Copy the listing's lines word for word, starting with its first line and ending with the line containing "file-name: .. (18, 29, 26, 43)", with both of those lines included.

(Layout element annotations)
:::::

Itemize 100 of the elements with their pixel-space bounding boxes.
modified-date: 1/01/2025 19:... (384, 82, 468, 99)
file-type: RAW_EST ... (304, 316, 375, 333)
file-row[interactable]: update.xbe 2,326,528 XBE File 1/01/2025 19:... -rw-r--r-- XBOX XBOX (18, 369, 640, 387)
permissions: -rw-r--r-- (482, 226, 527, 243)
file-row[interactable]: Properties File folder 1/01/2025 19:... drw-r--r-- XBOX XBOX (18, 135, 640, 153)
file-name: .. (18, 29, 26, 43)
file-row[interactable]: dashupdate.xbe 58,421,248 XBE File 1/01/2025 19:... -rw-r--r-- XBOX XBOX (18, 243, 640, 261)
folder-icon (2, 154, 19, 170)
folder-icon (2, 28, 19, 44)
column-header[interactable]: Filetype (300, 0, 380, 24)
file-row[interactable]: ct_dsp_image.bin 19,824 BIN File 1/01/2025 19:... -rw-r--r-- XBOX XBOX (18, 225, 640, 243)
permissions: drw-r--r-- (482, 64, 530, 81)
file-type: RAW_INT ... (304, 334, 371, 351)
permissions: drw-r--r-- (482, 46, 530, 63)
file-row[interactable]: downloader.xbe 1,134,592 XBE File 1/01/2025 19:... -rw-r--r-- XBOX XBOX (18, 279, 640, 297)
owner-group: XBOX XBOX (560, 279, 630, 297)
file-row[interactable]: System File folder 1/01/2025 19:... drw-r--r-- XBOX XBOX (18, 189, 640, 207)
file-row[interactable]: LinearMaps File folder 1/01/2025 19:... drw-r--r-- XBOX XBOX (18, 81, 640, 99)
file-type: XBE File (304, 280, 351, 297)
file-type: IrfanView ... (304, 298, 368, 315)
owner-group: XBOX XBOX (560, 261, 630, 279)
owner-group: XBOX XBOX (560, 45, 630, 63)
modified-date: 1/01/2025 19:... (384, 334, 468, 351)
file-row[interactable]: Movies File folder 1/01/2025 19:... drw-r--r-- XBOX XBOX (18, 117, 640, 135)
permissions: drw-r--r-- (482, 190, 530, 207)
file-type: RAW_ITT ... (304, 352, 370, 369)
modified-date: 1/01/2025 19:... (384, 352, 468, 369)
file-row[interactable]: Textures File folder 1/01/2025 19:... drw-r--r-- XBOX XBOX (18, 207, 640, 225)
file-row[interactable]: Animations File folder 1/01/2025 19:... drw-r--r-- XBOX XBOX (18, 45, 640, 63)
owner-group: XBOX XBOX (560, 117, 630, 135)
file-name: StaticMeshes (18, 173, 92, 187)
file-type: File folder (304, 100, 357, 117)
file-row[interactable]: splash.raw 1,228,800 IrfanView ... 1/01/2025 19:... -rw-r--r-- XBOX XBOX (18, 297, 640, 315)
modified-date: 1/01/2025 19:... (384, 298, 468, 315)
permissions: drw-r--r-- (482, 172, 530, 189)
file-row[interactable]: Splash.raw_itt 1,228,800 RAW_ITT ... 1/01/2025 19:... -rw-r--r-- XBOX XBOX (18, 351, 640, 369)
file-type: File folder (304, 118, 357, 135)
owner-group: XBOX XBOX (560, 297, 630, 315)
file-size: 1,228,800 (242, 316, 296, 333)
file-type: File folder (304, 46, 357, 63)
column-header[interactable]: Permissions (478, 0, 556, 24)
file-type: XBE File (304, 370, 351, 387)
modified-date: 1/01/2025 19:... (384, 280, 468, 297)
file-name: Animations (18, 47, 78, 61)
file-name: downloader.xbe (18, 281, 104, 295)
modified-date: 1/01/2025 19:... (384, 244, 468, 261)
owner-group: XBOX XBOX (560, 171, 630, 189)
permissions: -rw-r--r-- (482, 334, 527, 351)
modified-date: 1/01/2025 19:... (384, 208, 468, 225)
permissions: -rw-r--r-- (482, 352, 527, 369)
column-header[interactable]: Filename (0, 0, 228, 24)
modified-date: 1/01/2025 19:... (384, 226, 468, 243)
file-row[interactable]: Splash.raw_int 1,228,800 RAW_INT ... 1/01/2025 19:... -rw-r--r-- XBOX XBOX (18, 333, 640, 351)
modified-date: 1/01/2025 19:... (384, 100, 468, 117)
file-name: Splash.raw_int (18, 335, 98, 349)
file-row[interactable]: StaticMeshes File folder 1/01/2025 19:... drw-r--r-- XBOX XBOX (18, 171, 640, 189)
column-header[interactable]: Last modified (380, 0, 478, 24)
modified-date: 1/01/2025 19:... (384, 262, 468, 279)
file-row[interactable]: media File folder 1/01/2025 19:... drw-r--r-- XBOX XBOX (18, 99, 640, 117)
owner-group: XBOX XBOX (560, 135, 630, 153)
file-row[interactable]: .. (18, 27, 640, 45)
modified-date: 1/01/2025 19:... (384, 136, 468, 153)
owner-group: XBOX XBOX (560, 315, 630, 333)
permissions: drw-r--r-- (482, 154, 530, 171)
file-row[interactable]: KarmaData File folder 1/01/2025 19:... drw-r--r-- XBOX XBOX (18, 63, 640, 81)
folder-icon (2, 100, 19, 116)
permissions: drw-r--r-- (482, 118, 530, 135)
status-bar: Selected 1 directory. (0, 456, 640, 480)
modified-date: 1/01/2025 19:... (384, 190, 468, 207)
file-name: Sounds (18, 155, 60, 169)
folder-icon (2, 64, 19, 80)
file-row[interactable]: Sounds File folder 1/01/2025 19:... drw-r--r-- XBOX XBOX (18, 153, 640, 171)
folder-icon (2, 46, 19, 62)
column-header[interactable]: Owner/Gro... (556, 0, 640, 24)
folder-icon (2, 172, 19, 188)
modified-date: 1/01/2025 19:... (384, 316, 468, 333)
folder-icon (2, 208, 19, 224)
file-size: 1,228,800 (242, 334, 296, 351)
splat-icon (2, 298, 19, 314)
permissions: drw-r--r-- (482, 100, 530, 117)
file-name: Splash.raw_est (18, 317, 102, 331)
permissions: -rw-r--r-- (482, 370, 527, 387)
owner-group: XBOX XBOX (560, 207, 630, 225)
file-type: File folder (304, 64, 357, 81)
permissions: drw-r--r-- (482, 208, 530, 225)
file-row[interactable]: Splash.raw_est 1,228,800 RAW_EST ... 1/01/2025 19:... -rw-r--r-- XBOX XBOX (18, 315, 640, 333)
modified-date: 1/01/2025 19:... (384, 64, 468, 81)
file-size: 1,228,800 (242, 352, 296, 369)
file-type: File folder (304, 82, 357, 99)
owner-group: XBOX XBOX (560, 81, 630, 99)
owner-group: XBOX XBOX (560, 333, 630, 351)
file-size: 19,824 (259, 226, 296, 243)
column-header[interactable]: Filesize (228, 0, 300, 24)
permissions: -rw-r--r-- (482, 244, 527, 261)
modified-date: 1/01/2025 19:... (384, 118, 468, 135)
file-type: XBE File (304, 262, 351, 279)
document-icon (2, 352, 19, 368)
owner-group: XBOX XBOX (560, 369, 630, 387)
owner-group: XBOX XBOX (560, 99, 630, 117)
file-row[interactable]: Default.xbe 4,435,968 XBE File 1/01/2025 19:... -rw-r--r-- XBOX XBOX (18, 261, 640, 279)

:::::

▶ _Solution for this exercise_
Itemize 100 of the elements with their pixel-space bounding boxes.
modified-date: 1/01/2025 19:... (384, 82, 468, 99)
file-type: RAW_EST ... (304, 316, 375, 333)
file-row[interactable]: update.xbe 2,326,528 XBE File 1/01/2025 19:... -rw-r--r-- XBOX XBOX (18, 369, 640, 387)
permissions: -rw-r--r-- (482, 226, 527, 243)
file-row[interactable]: Properties File folder 1/01/2025 19:... drw-r--r-- XBOX XBOX (18, 135, 640, 153)
file-name: .. (18, 29, 26, 43)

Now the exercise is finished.